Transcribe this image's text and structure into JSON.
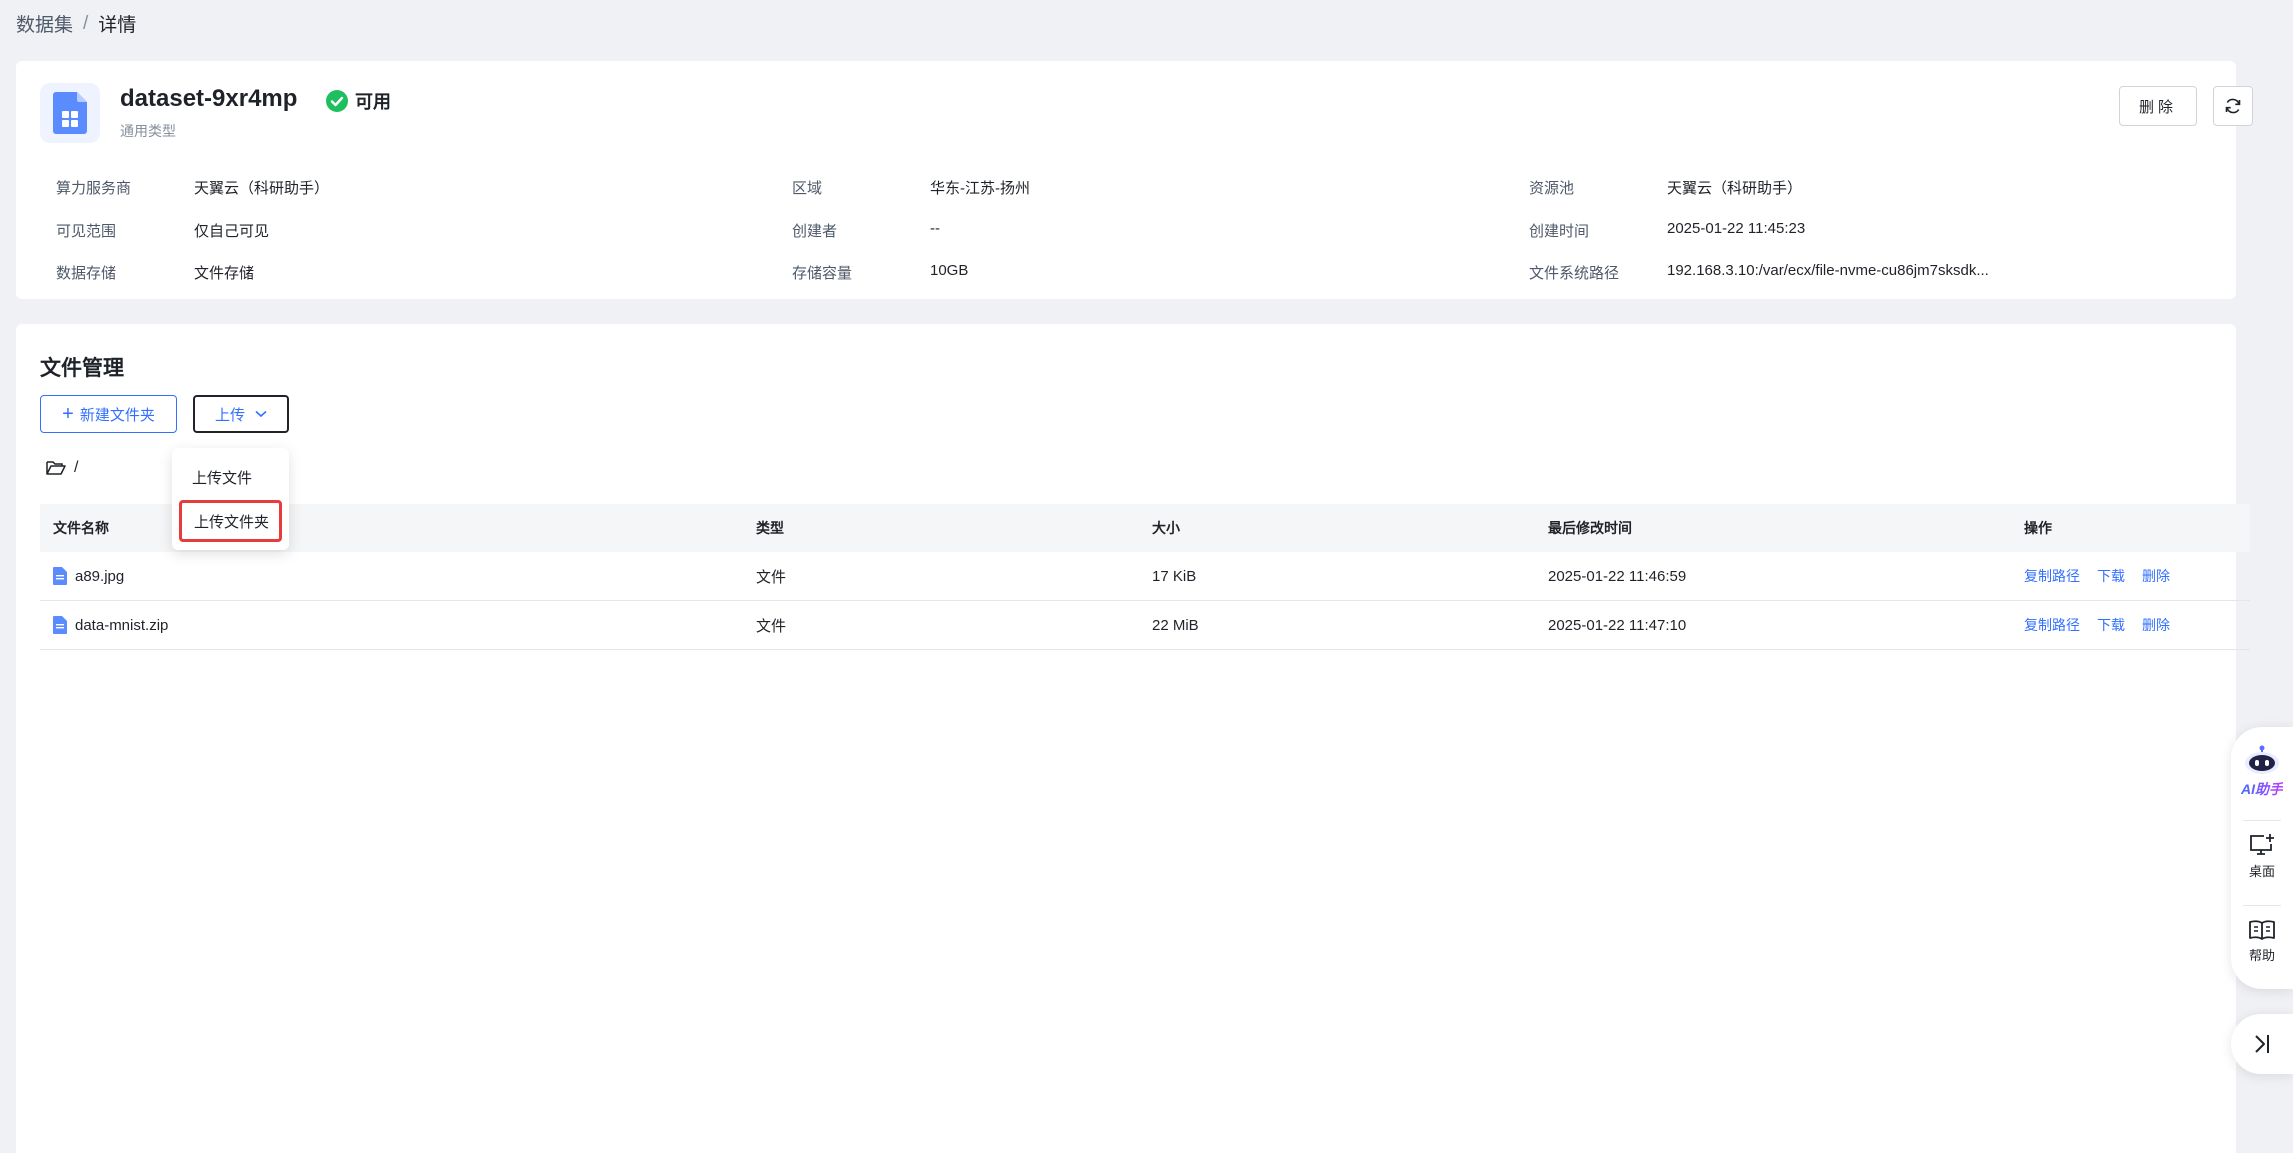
{
  "breadcrumb": {
    "parent": "数据集",
    "separator": "/",
    "current": "详情"
  },
  "dataset": {
    "name": "dataset-9xr4mp",
    "status": "可用",
    "type": "通用类型",
    "actions": {
      "delete_label": "删除"
    },
    "info": [
      {
        "key": "算力服务商",
        "value": "天翼云（科研助手）"
      },
      {
        "key": "区域",
        "value": "华东-江苏-扬州"
      },
      {
        "key": "资源池",
        "value": "天翼云（科研助手）"
      },
      {
        "key": "可见范围",
        "value": "仅自己可见"
      },
      {
        "key": "创建者",
        "value": "--"
      },
      {
        "key": "创建时间",
        "value": "2025-01-22 11:45:23"
      },
      {
        "key": "数据存储",
        "value": "文件存储"
      },
      {
        "key": "存储容量",
        "value": "10GB"
      },
      {
        "key": "文件系统路径",
        "value": "192.168.3.10:/var/ecx/file-nvme-cu86jm7sksdk..."
      }
    ]
  },
  "files": {
    "title": "文件管理",
    "new_folder_label": "新建文件夹",
    "upload_label": "上传",
    "path": "/",
    "upload_menu": [
      "上传文件",
      "上传文件夹"
    ],
    "columns": [
      "文件名称",
      "类型",
      "大小",
      "最后修改时间",
      "操作"
    ],
    "rows": [
      {
        "name": "a89.jpg",
        "type": "文件",
        "size": "17 KiB",
        "modified": "2025-01-22 11:46:59"
      },
      {
        "name": "data-mnist.zip",
        "type": "文件",
        "size": "22 MiB",
        "modified": "2025-01-22 11:47:10"
      }
    ],
    "row_actions": [
      "复制路径",
      "下载",
      "删除"
    ]
  },
  "float_panel": {
    "ai_label": "AI助手",
    "desktop_label": "桌面",
    "help_label": "帮助"
  },
  "colors": {
    "primary": "#3370ff",
    "status_green": "#1fbf5f",
    "highlight_red": "#e83b3b"
  }
}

================================

*CHALLENGE*: Gather up the lines containing the word "name" from these records and copy them.

*EXERCISE SOLUTION*:
    "name": "dataset-9xr4mp",
        "name": "a89.jpg",
        "name": "data-mnist.zip",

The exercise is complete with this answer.